» **To be done**: Write each line out exactly, leaving none out.
— start of Dataset —
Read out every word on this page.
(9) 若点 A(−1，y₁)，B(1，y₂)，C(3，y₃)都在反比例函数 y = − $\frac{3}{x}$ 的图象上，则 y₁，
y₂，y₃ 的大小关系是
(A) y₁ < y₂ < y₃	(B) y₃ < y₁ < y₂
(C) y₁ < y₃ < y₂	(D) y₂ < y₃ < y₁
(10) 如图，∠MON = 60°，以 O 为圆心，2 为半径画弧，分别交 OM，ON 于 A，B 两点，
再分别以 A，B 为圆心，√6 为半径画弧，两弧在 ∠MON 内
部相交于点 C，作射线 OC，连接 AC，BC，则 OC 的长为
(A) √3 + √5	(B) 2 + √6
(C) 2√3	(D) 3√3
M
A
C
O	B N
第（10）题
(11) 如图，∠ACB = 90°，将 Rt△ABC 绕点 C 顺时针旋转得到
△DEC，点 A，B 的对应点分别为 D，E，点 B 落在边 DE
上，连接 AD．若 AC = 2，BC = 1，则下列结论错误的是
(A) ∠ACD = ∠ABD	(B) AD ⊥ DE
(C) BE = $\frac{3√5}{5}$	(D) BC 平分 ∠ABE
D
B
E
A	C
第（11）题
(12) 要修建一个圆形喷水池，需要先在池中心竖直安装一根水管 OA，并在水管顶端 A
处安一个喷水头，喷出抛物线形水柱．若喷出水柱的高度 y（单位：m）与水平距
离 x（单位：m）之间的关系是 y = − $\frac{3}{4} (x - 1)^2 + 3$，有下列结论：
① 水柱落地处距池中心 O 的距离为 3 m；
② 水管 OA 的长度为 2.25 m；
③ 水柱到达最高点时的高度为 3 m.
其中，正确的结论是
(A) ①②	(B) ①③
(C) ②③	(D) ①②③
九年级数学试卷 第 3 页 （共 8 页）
— end of Dataset —
» **Task output**:
Read out every word on this page.
(9) 若点 A(−1，y₁)，B(1，y₂)，C(3，y₃)都在反比例函数 y = − $\frac{3}{x}$ 的图象上，则 y₁，
y₂，y₃ 的大小关系是
(A) y₁ < y₂ < y₃	(B) y₃ < y₁ < y₂
(C) y₁ < y₃ < y₂	(D) y₂ < y₃ < y₁
(10) 如图，∠MON = 60°，以 O 为圆心，2 为半径画弧，分别交 OM，ON 于 A，B 两点，
再分别以 A，B 为圆心，√6 为半径画弧，两弧在 ∠MON 内
部相交于点 C，作射线 OC，连接 AC，BC，则 OC 的长为
(A) √3 + √5	(B) 2 + √6
(C) 2√3	(D) 3√3
M
A
C
O	B N
第（10）题
(11) 如图，∠ACB = 90°，将 Rt△ABC 绕点 C 顺时针旋转得到
△DEC，点 A，B 的对应点分别为 D，E，点 B 落在边 DE
上，连接 AD．若 AC = 2，BC = 1，则下列结论错误的是
(A) ∠ACD = ∠ABD	(B) AD ⊥ DE
(C) BE = $\frac{3√5}{5}$	(D) BC 平分 ∠ABE
D
B
E
A	C
第（11）题
(12) 要修建一个圆形喷水池，需要先在池中心竖直安装一根水管 OA，并在水管顶端 A
处安一个喷水头，喷出抛物线形水柱．若喷出水柱的高度 y（单位：m）与水平距
离 x（单位：m）之间的关系是 y = − $\frac{3}{4} (x - 1)^2 + 3$，有下列结论：
① 水柱落地处距池中心 O 的距离为 3 m；
② 水管 OA 的长度为 2.25 m；
③ 水柱到达最高点时的高度为 3 m.
其中，正确的结论是
(A) ①②	(B) ①③
(C) ②③	(D) ①②③
九年级数学试卷 第 3 页 （共 8 页）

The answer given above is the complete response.